EXERCISE MATERIALS >>
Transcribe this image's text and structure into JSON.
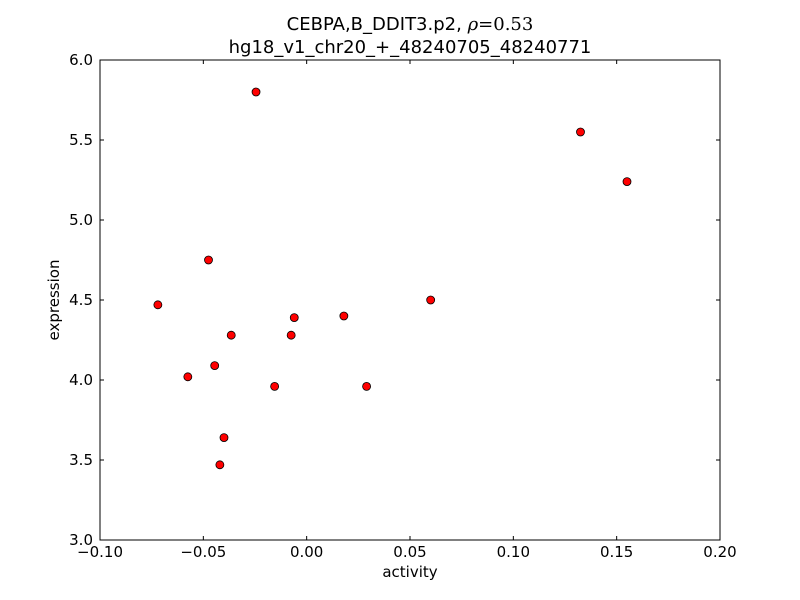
{
  "chart_data": {
    "type": "scatter",
    "title_line1_prefix": "CEBPA,B_DDIT3.p2, ",
    "title_rho_symbol": "ρ",
    "title_rho_value": "=0.53",
    "title_line2": "hg18_v1_chr20_+_48240705_48240771",
    "xlabel": "activity",
    "ylabel": "expression",
    "xlim": [
      -0.1,
      0.2
    ],
    "ylim": [
      3.0,
      6.0
    ],
    "xticks": [
      -0.1,
      -0.05,
      0.0,
      0.05,
      0.1,
      0.15,
      0.2
    ],
    "xtick_labels": [
      "−0.10",
      "−0.05",
      "0.00",
      "0.05",
      "0.10",
      "0.15",
      "0.20"
    ],
    "yticks": [
      3.0,
      3.5,
      4.0,
      4.5,
      5.0,
      5.5,
      6.0
    ],
    "ytick_labels": [
      "3.0",
      "3.5",
      "4.0",
      "4.5",
      "5.0",
      "5.5",
      "6.0"
    ],
    "grid": false,
    "marker_color": "#ff0000",
    "points": [
      {
        "x": -0.0245,
        "y": 5.8
      },
      {
        "x": 0.1325,
        "y": 5.55
      },
      {
        "x": 0.155,
        "y": 5.24
      },
      {
        "x": -0.0475,
        "y": 4.75
      },
      {
        "x": -0.072,
        "y": 4.47
      },
      {
        "x": 0.06,
        "y": 4.5
      },
      {
        "x": -0.006,
        "y": 4.39
      },
      {
        "x": 0.018,
        "y": 4.4
      },
      {
        "x": -0.0365,
        "y": 4.28
      },
      {
        "x": -0.0075,
        "y": 4.28
      },
      {
        "x": -0.0445,
        "y": 4.09
      },
      {
        "x": -0.0575,
        "y": 4.02
      },
      {
        "x": -0.0155,
        "y": 3.96
      },
      {
        "x": 0.029,
        "y": 3.96
      },
      {
        "x": -0.04,
        "y": 3.64
      },
      {
        "x": -0.042,
        "y": 3.47
      }
    ]
  }
}
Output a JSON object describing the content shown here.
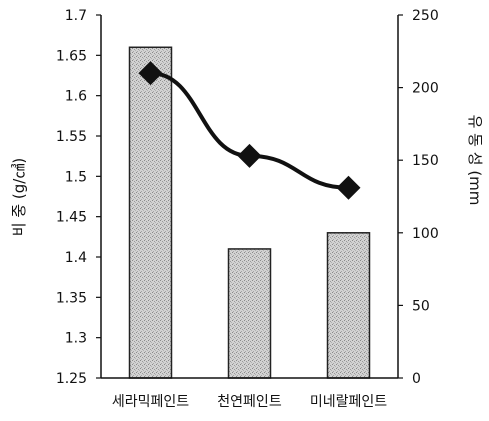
{
  "chart_data": {
    "type": "bar+line",
    "categories": [
      "세라믹페인트",
      "천연페인트",
      "미네랄페인트"
    ],
    "series": [
      {
        "kind": "bar",
        "axis": "left",
        "values": [
          1.66,
          1.41,
          1.43
        ]
      },
      {
        "kind": "line",
        "axis": "right",
        "marker": "diamond",
        "values": [
          210,
          153,
          131
        ]
      }
    ],
    "ylabel_left": "비 중 (g/㎤)",
    "ylabel_right": "유 동 성 (mm",
    "ylim_left": [
      1.25,
      1.7
    ],
    "ylim_right": [
      0,
      250
    ],
    "yticks_left": [
      "1.25",
      "1.3",
      "1.35",
      "1.4",
      "1.45",
      "1.5",
      "1.55",
      "1.6",
      "1.65",
      "1.7"
    ],
    "yticks_right": [
      "0",
      "50",
      "100",
      "150",
      "200",
      "250"
    ],
    "grid": false,
    "legend": "none",
    "colors": {
      "bar_fill": "#cfcfcf",
      "bar_stroke": "#222222",
      "line": "#111111"
    }
  }
}
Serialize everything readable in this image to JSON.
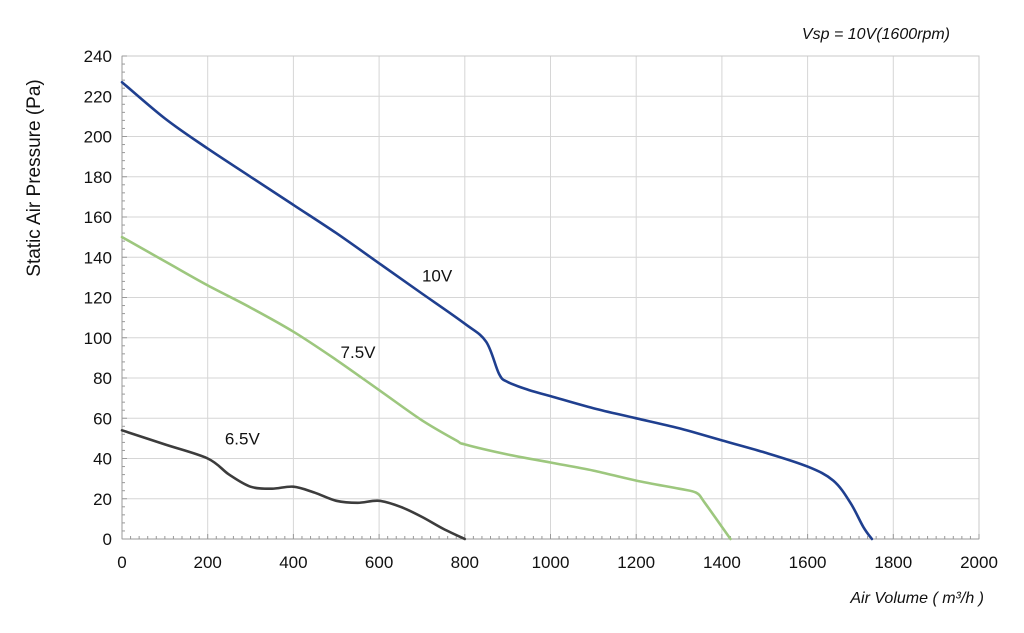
{
  "chart_data": {
    "type": "line",
    "title": "",
    "annotation": "Vsp = 10V(1600rpm)",
    "xlabel": "Air Volume ( m³/h )",
    "ylabel": "Static Air Pressure  (Pa)",
    "xlim": [
      0,
      2000
    ],
    "ylim": [
      0,
      240
    ],
    "x_ticks": [
      "0",
      "200",
      "400",
      "600",
      "800",
      "1000",
      "1200",
      "1400",
      "1600",
      "1800",
      "2000"
    ],
    "y_ticks": [
      "0",
      "20",
      "40",
      "60",
      "80",
      "100",
      "120",
      "140",
      "160",
      "180",
      "200",
      "220",
      "240"
    ],
    "grid": true,
    "legend": "inline-labels",
    "series": [
      {
        "name": "10V",
        "color": "#1f3f8f",
        "label_at": [
          700,
          128
        ],
        "x": [
          0,
          100,
          200,
          300,
          400,
          500,
          600,
          700,
          800,
          850,
          880,
          900,
          950,
          1000,
          1100,
          1200,
          1300,
          1400,
          1500,
          1600,
          1660,
          1700,
          1730,
          1750
        ],
        "y": [
          227,
          209,
          194,
          180,
          166,
          152,
          137,
          122,
          107,
          98,
          82,
          78,
          74,
          71,
          65,
          60,
          55,
          49,
          43,
          36,
          29,
          18,
          6,
          0
        ]
      },
      {
        "name": "7.5V",
        "color": "#9dc77e",
        "label_at": [
          510,
          90
        ],
        "x": [
          0,
          100,
          200,
          300,
          400,
          500,
          600,
          700,
          780,
          800,
          900,
          1000,
          1100,
          1200,
          1300,
          1340,
          1360,
          1400,
          1420
        ],
        "y": [
          150,
          138,
          126,
          115,
          103,
          89,
          74,
          59,
          49,
          47,
          42,
          38,
          34,
          29,
          25,
          23,
          18,
          6,
          0
        ]
      },
      {
        "name": "6.5V",
        "color": "#3c3c3c",
        "label_at": [
          240,
          47
        ],
        "x": [
          0,
          100,
          200,
          250,
          300,
          350,
          400,
          450,
          500,
          550,
          600,
          650,
          700,
          750,
          800
        ],
        "y": [
          54,
          47,
          40,
          32,
          26,
          25,
          26,
          23,
          19,
          18,
          19,
          16,
          11,
          5,
          0
        ]
      }
    ]
  }
}
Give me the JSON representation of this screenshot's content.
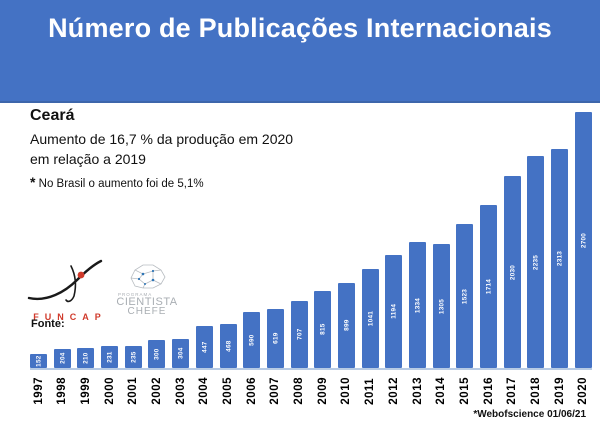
{
  "header": {
    "title": "Número de Publicações Internacionais"
  },
  "info": {
    "region": "Ceará",
    "line1": "Aumento de 16,7 % da produção em 2020",
    "line2": "em relação a 2019",
    "note_star": "*",
    "note": "No Brasil o aumento foi de 5,1%"
  },
  "source": {
    "label": "Fonte:",
    "funcap_label": "FUNCAP",
    "program_top": "PROGRAMA",
    "program_line1": "CIENTISTA",
    "program_line2": "CHEFE"
  },
  "footnote": "*Webofscience 01/06/21",
  "colors": {
    "banner_blue": "#4472c4",
    "bar_blue": "#4472c4",
    "axis_line": "#b8cbe4",
    "title_text": "#ffffff",
    "value_label": "#ffffff",
    "funcap_red": "#d03a2b",
    "cientista_gray": "#a9aeb3"
  },
  "chart_data": {
    "type": "bar",
    "title": "Número de Publicações Internacionais",
    "xlabel": "",
    "ylabel": "",
    "ylim": [
      0,
      2700
    ],
    "grid": false,
    "legend": false,
    "categories": [
      "1997",
      "1998",
      "1999",
      "2000",
      "2001",
      "2002",
      "2003",
      "2004",
      "2005",
      "2006",
      "2007",
      "2008",
      "2009",
      "2010",
      "2011",
      "2012",
      "2013",
      "2014",
      "2015",
      "2016",
      "2017",
      "2018",
      "2019",
      "2020"
    ],
    "values": [
      152,
      204,
      210,
      231,
      235,
      300,
      304,
      447,
      468,
      590,
      619,
      707,
      815,
      899,
      1041,
      1194,
      1334,
      1305,
      1523,
      1714,
      2030,
      2235,
      2313,
      2700
    ],
    "value_labels_inside_bars": true
  }
}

YOUR GOAL >> Show the lines of the records that include the string "true".

FINAL ANSWER >>
    "grid": true,
    "value_labels_inside_bars": true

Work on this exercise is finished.